→ JOB: Copy each of the following lines exactly, keeping their order and changing nothing.

→ EXCERPTED RECORDS:
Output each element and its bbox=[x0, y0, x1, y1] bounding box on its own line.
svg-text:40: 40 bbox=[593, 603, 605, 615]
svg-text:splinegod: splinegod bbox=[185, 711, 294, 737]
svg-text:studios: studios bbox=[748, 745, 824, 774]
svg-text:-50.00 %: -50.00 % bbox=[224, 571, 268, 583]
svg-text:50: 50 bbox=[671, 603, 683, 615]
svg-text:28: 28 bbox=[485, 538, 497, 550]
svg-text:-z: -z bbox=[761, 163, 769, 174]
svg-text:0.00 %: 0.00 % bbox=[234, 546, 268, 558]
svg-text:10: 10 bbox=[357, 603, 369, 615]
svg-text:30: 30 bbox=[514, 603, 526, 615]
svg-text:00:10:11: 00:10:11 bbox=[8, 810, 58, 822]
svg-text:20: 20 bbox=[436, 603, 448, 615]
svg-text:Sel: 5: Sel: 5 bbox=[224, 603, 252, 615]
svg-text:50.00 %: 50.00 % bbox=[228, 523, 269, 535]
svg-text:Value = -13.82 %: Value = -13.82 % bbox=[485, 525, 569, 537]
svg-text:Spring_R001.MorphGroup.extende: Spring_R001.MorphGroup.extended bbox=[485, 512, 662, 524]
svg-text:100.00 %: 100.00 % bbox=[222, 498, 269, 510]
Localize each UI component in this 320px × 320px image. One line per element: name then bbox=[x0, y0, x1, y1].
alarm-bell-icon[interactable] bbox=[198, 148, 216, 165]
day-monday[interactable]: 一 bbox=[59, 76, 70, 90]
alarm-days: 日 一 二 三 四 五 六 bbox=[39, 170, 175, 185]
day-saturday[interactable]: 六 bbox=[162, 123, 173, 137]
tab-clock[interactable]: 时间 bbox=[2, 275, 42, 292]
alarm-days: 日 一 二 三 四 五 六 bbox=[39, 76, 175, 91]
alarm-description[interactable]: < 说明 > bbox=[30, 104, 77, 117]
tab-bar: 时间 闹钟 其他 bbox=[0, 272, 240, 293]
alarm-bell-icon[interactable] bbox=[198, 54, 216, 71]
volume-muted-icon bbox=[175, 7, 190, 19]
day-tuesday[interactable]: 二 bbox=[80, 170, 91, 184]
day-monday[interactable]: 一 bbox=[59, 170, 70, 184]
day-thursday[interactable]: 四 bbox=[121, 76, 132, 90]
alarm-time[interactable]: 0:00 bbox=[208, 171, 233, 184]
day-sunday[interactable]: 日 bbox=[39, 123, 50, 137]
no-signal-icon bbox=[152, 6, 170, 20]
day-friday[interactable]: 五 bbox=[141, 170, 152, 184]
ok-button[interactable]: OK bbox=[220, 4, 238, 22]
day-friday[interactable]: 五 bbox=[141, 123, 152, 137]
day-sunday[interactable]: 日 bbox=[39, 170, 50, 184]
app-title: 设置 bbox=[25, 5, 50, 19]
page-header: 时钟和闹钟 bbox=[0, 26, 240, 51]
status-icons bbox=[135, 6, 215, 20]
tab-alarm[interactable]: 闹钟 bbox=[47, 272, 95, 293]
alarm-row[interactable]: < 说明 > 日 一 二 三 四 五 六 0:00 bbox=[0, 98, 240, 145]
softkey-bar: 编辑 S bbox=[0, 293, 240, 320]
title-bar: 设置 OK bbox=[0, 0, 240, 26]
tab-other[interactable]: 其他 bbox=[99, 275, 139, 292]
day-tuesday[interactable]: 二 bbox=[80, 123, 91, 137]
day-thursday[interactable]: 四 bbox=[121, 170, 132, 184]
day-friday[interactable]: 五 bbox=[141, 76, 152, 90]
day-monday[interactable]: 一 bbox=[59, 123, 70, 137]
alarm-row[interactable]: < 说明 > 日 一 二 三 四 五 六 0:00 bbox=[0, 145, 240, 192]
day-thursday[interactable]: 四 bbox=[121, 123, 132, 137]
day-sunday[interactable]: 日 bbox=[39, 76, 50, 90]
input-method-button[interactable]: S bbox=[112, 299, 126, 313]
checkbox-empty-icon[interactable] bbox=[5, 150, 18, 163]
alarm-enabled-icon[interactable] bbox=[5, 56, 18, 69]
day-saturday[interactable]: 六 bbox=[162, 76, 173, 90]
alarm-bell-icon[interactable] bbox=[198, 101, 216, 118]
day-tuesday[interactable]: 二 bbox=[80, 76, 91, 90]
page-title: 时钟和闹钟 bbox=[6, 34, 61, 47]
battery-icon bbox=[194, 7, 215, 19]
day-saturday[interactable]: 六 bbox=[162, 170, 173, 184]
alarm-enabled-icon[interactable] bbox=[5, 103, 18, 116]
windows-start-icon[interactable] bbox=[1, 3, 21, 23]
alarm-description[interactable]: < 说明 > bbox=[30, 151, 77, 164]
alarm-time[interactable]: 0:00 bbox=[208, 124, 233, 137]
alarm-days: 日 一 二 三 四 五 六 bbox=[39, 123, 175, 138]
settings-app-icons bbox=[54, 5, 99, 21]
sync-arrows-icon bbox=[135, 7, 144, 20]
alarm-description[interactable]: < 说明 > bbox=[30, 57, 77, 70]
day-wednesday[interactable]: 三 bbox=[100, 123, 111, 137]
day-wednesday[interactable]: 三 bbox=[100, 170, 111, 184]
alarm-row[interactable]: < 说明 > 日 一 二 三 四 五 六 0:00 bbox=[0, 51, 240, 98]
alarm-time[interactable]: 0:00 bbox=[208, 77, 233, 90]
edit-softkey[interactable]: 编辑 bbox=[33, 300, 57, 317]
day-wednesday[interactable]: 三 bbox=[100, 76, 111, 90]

→ RESPONSE FOR THIS EXERCISE:
Output each element and its bbox=[x0, y0, x1, y1] bounding box on its own line.
svg-text:40: 40 bbox=[593, 603, 605, 615]
svg-text:splinegod: splinegod bbox=[185, 711, 294, 737]
svg-text:studios: studios bbox=[748, 745, 824, 774]
svg-text:-50.00 %: -50.00 % bbox=[224, 571, 268, 583]
svg-text:50: 50 bbox=[671, 603, 683, 615]
svg-text:28: 28 bbox=[485, 538, 497, 550]
svg-text:-z: -z bbox=[761, 163, 769, 174]
svg-text:0.00 %: 0.00 % bbox=[234, 546, 268, 558]
svg-text:10: 10 bbox=[357, 603, 369, 615]
svg-text:30: 30 bbox=[514, 603, 526, 615]
svg-text:00:10:11: 00:10:11 bbox=[8, 810, 58, 822]
svg-text:20: 20 bbox=[436, 603, 448, 615]
svg-text:Sel: 5: Sel: 5 bbox=[224, 603, 252, 615]
svg-text:50.00 %: 50.00 % bbox=[228, 523, 269, 535]
svg-text:Value = -13.82 %: Value = -13.82 % bbox=[485, 525, 569, 537]
svg-text:Spring_R001.MorphGroup.extende: Spring_R001.MorphGroup.extended bbox=[485, 512, 662, 524]
svg-text:100.00 %: 100.00 % bbox=[222, 498, 269, 510]
Localize each UI component in this 320px × 320px image. One line per element: name then bbox=[x0, y0, x1, y1].
alarm-bell-icon[interactable] bbox=[198, 148, 216, 165]
day-monday[interactable]: 一 bbox=[59, 76, 70, 90]
alarm-days: 日 一 二 三 四 五 六 bbox=[39, 170, 175, 185]
day-saturday[interactable]: 六 bbox=[162, 123, 173, 137]
tab-clock[interactable]: 时间 bbox=[2, 275, 42, 292]
alarm-days: 日 一 二 三 四 五 六 bbox=[39, 76, 175, 91]
alarm-description[interactable]: < 说明 > bbox=[30, 104, 77, 117]
tab-bar: 时间 闹钟 其他 bbox=[0, 272, 240, 293]
alarm-bell-icon[interactable] bbox=[198, 54, 216, 71]
volume-muted-icon bbox=[175, 7, 190, 19]
day-tuesday[interactable]: 二 bbox=[80, 170, 91, 184]
day-monday[interactable]: 一 bbox=[59, 170, 70, 184]
day-thursday[interactable]: 四 bbox=[121, 76, 132, 90]
alarm-time[interactable]: 0:00 bbox=[208, 171, 233, 184]
day-sunday[interactable]: 日 bbox=[39, 123, 50, 137]
no-signal-icon bbox=[152, 6, 170, 20]
day-friday[interactable]: 五 bbox=[141, 170, 152, 184]
ok-button[interactable]: OK bbox=[220, 4, 238, 22]
day-friday[interactable]: 五 bbox=[141, 123, 152, 137]
day-sunday[interactable]: 日 bbox=[39, 170, 50, 184]
app-title: 设置 bbox=[25, 5, 50, 19]
page-header: 时钟和闹钟 bbox=[0, 26, 240, 51]
status-icons bbox=[135, 6, 215, 20]
tab-alarm[interactable]: 闹钟 bbox=[47, 272, 95, 293]
alarm-row[interactable]: < 说明 > 日 一 二 三 四 五 六 0:00 bbox=[0, 98, 240, 145]
softkey-bar: 编辑 S bbox=[0, 293, 240, 320]
title-bar: 设置 OK bbox=[0, 0, 240, 26]
tab-other[interactable]: 其他 bbox=[99, 275, 139, 292]
day-tuesday[interactable]: 二 bbox=[80, 123, 91, 137]
day-thursday[interactable]: 四 bbox=[121, 170, 132, 184]
day-friday[interactable]: 五 bbox=[141, 76, 152, 90]
day-monday[interactable]: 一 bbox=[59, 123, 70, 137]
alarm-row[interactable]: < 说明 > 日 一 二 三 四 五 六 0:00 bbox=[0, 145, 240, 192]
day-thursday[interactable]: 四 bbox=[121, 123, 132, 137]
day-sunday[interactable]: 日 bbox=[39, 76, 50, 90]
input-method-button[interactable]: S bbox=[112, 299, 126, 313]
checkbox-empty-icon[interactable] bbox=[5, 150, 18, 163]
alarm-enabled-icon[interactable] bbox=[5, 56, 18, 69]
day-saturday[interactable]: 六 bbox=[162, 76, 173, 90]
alarm-bell-icon[interactable] bbox=[198, 101, 216, 118]
day-tuesday[interactable]: 二 bbox=[80, 76, 91, 90]
page-title: 时钟和闹钟 bbox=[6, 34, 61, 47]
battery-icon bbox=[194, 7, 215, 19]
day-saturday[interactable]: 六 bbox=[162, 170, 173, 184]
alarm-enabled-icon[interactable] bbox=[5, 103, 18, 116]
windows-start-icon[interactable] bbox=[1, 3, 21, 23]
alarm-description[interactable]: < 说明 > bbox=[30, 151, 77, 164]
alarm-time[interactable]: 0:00 bbox=[208, 124, 233, 137]
alarm-days: 日 一 二 三 四 五 六 bbox=[39, 123, 175, 138]
settings-app-icons bbox=[54, 5, 99, 21]
sync-arrows-icon bbox=[135, 7, 144, 20]
alarm-description[interactable]: < 说明 > bbox=[30, 57, 77, 70]
day-wednesday[interactable]: 三 bbox=[100, 123, 111, 137]
day-wednesday[interactable]: 三 bbox=[100, 170, 111, 184]
alarm-row[interactable]: < 说明 > 日 一 二 三 四 五 六 0:00 bbox=[0, 51, 240, 98]
alarm-time[interactable]: 0:00 bbox=[208, 77, 233, 90]
edit-softkey[interactable]: 编辑 bbox=[33, 300, 57, 317]
day-wednesday[interactable]: 三 bbox=[100, 76, 111, 90]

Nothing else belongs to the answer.